▶ [Document passage]:
━━━━━━━━━━━━━━━━━━━━━━━━━━━━━━

Similar to how token metadata can be changed, so can the TokenManager of a token. The community contract exposes a function that first calls the current manager of a token, to check if the manager can be swapped for another. On-chain entities being able to define how new behaviour can replace itself is an incredibly powerful paradigm. Tread carefully, as how canSwap is implemented, can completely modify all three token characteristics. Implemented without caution, it presents the risk of inadvertently opening up tokens to bad actors. Used well, it’s a powerful tool. A prime pattern that can be used here is gradual decentralization.

For example, consider a TokenManager that at first can be swapped out only by the creator, but is swapped for a TokenManager that can be swapped by a trusted community member. A token’s manager can quickly change permissions like this. Any given swap can either reduce or increase the space-time quantitative potential of swaps. Reducing this to zero could be achieved through implementations like time-locks, or flat out returning false, permanently locking in a TokenManager and the characteristics of the tokens it manages along with it.

This paradigm is so powerful that I’ve coined a new term for it.


CAGE: Composable Autocratic Governing Entity. TokenManagers are CAGEs.

  • Composable

    • Via canSwap, chains of TokenManagers compose upon each other, each defining the circumstances under which the next one is introduced.
  • Autocratic

    • Each TokenManager is autocratic in that it defines how itself is ousted from power. While any given implementation of canSwap may not necessarily be autocratic (eg. one account can swap), the TokenManager itself is an autocratic entity, since it is the only one that defines how it can be swapped out
  • Governing

    • A CAGE must govern something other than how it can be changed. In the case of TokenManagers, this is a number of things, such as updating token metadata.
  • Entity

    • Any data structure on-chain, if CAGE is used in a smart contract blockchain context

Appropriately, the acronym also loosely fits the concept.

━━━━━━━━━━━━━━━━━━━━━━━━━━━━━━

▶ [Given data]:
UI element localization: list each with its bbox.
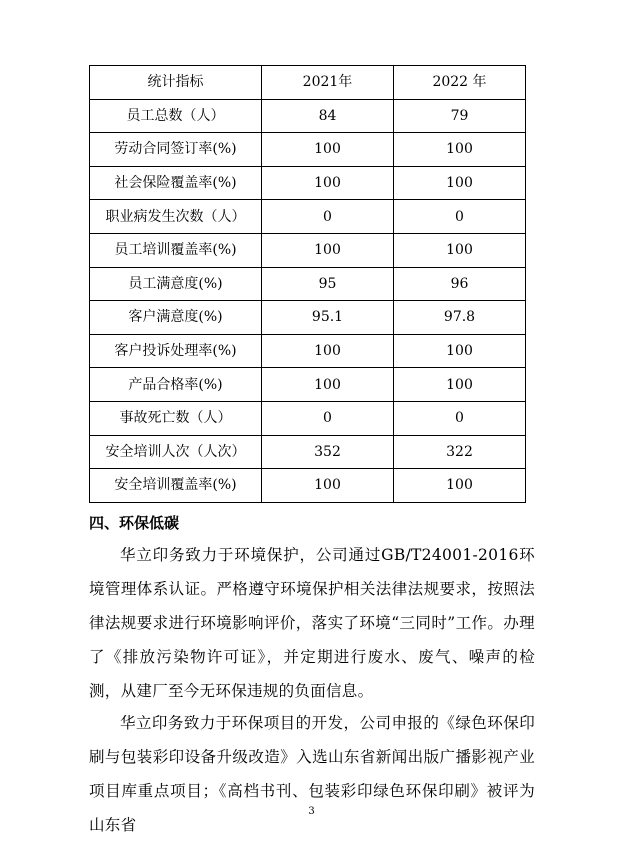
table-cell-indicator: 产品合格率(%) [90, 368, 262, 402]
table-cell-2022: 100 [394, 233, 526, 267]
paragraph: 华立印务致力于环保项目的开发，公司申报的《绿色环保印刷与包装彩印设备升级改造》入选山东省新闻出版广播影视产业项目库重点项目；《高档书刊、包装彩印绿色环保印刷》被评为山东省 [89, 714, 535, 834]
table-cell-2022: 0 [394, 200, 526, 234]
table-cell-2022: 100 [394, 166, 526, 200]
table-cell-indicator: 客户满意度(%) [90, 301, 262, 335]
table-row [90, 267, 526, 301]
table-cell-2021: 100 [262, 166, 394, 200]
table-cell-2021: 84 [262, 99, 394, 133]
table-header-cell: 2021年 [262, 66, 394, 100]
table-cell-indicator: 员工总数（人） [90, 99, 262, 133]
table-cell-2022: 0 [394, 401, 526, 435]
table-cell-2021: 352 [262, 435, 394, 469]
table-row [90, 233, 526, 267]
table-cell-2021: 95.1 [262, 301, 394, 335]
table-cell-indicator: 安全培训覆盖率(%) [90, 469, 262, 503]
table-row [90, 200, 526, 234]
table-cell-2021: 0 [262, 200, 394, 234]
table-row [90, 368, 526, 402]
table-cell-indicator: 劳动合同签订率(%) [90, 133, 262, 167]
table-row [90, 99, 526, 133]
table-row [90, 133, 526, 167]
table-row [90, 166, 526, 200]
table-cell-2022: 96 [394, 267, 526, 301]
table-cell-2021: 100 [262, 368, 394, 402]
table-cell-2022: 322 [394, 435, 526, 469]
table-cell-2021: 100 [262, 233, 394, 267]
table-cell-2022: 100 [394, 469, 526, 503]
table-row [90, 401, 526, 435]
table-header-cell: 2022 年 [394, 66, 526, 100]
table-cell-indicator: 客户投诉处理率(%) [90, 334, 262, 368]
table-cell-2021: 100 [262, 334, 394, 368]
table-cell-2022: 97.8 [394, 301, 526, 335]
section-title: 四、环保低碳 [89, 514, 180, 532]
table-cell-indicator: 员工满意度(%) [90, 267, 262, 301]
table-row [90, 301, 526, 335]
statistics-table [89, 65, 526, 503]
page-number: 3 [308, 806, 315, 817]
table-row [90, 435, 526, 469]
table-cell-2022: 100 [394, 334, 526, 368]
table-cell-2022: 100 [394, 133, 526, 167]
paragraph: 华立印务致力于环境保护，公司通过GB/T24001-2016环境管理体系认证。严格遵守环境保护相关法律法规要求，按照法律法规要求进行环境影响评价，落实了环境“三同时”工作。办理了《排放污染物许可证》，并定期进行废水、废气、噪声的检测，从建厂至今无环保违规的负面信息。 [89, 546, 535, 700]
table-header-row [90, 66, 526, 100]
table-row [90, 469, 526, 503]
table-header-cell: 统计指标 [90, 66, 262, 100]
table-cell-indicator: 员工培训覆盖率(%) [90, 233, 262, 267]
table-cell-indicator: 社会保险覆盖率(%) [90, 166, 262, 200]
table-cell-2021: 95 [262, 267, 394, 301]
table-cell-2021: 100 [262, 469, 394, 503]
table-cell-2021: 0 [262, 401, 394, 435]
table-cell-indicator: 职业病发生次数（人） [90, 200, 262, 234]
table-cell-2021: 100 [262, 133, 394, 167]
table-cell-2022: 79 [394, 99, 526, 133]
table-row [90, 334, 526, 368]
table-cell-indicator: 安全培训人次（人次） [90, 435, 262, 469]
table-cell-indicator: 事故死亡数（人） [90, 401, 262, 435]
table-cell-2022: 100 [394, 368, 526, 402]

━━━━━━━━━━━━━━━━━━━━━━━━━━━━━━

▶ [Your tasks]:
• A. In the TokenManager passage, which pattern is named as a prime pattern to use with manager swapping?
• B. List the words that make up the CAGE acronym in the TokenManager passage.

▶ [Solutions by task]:
• A. Gradual decentralization.

• B. Composable, Autocratic, Governing, Entity